»»

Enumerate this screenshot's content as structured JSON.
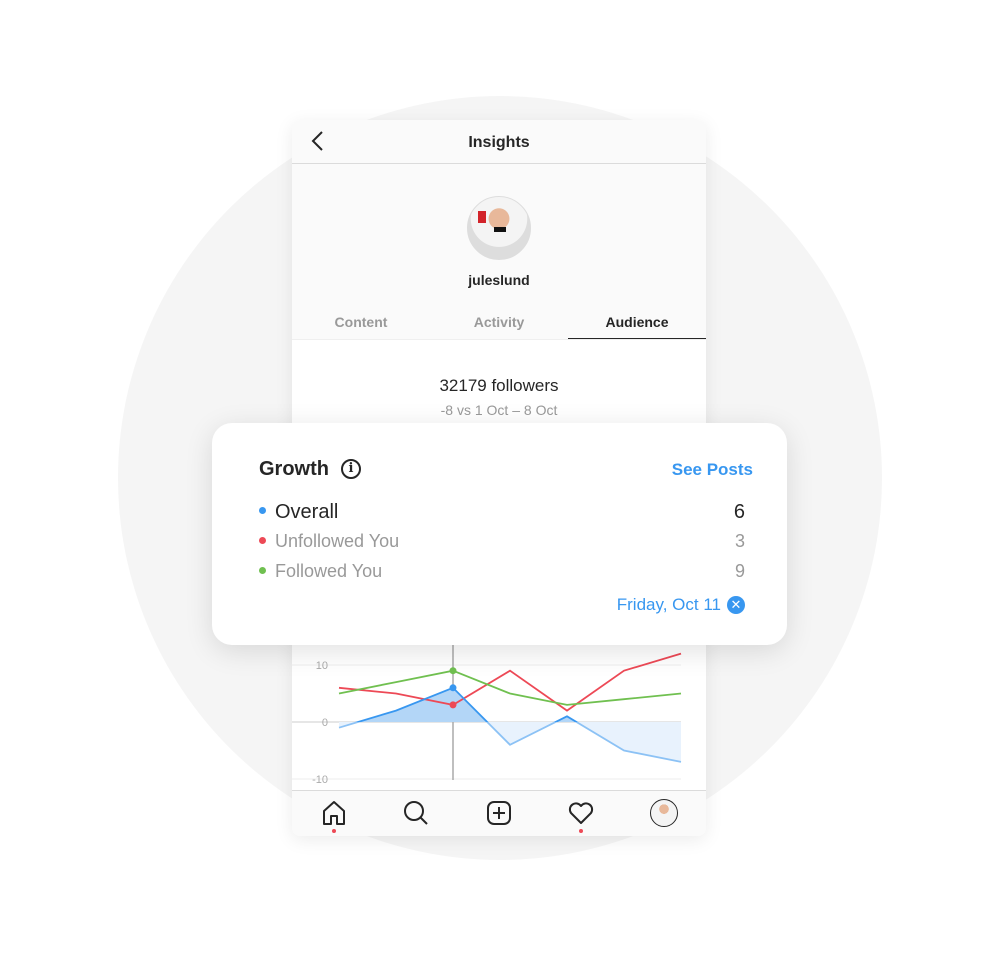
{
  "header": {
    "title": "Insights"
  },
  "profile": {
    "username": "juleslund"
  },
  "tabs": [
    {
      "label": "Content"
    },
    {
      "label": "Activity"
    },
    {
      "label": "Audience",
      "active": true
    }
  ],
  "followers": {
    "count": "32179 followers",
    "comparison": "-8 vs 1 Oct – 8 Oct"
  },
  "growth_card": {
    "title": "Growth",
    "see_posts": "See Posts",
    "rows": [
      {
        "label": "Overall",
        "value": "6",
        "color": "#3897f0"
      },
      {
        "label": "Unfollowed You",
        "value": "3",
        "color": "#ed4956"
      },
      {
        "label": "Followed You",
        "value": "9",
        "color": "#70c050"
      }
    ],
    "selected_date": "Friday, Oct 11"
  },
  "chart_data": {
    "type": "line",
    "ylim": [
      -10,
      12
    ],
    "yticks": [
      "10",
      "0",
      "-10"
    ],
    "grid": true,
    "selected_index": 2,
    "series": [
      {
        "name": "Overall",
        "color": "#3897f0",
        "values": [
          -1,
          2,
          6,
          -4,
          1,
          -5,
          -7
        ]
      },
      {
        "name": "Unfollowed You",
        "color": "#ed4956",
        "values": [
          6,
          5,
          3,
          9,
          2,
          9,
          12
        ]
      },
      {
        "name": "Followed You",
        "color": "#70c050",
        "values": [
          5,
          7,
          9,
          5,
          3,
          4,
          5
        ]
      }
    ]
  },
  "nav": {
    "items": [
      "home",
      "search",
      "new-post",
      "activity",
      "profile"
    ]
  }
}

««

*What is needed:* Every line is to be duplicated exactly, though pictures stay out.

*Task result:*
Enumerate this screenshot's content as structured JSON.
{
  "header": {
    "title": "Insights"
  },
  "profile": {
    "username": "juleslund"
  },
  "tabs": [
    {
      "label": "Content"
    },
    {
      "label": "Activity"
    },
    {
      "label": "Audience",
      "active": true
    }
  ],
  "followers": {
    "count": "32179 followers",
    "comparison": "-8 vs 1 Oct – 8 Oct"
  },
  "growth_card": {
    "title": "Growth",
    "see_posts": "See Posts",
    "rows": [
      {
        "label": "Overall",
        "value": "6",
        "color": "#3897f0"
      },
      {
        "label": "Unfollowed You",
        "value": "3",
        "color": "#ed4956"
      },
      {
        "label": "Followed You",
        "value": "9",
        "color": "#70c050"
      }
    ],
    "selected_date": "Friday, Oct 11"
  },
  "chart_data": {
    "type": "line",
    "ylim": [
      -10,
      12
    ],
    "yticks": [
      "10",
      "0",
      "-10"
    ],
    "grid": true,
    "selected_index": 2,
    "series": [
      {
        "name": "Overall",
        "color": "#3897f0",
        "values": [
          -1,
          2,
          6,
          -4,
          1,
          -5,
          -7
        ]
      },
      {
        "name": "Unfollowed You",
        "color": "#ed4956",
        "values": [
          6,
          5,
          3,
          9,
          2,
          9,
          12
        ]
      },
      {
        "name": "Followed You",
        "color": "#70c050",
        "values": [
          5,
          7,
          9,
          5,
          3,
          4,
          5
        ]
      }
    ]
  },
  "nav": {
    "items": [
      "home",
      "search",
      "new-post",
      "activity",
      "profile"
    ]
  }
}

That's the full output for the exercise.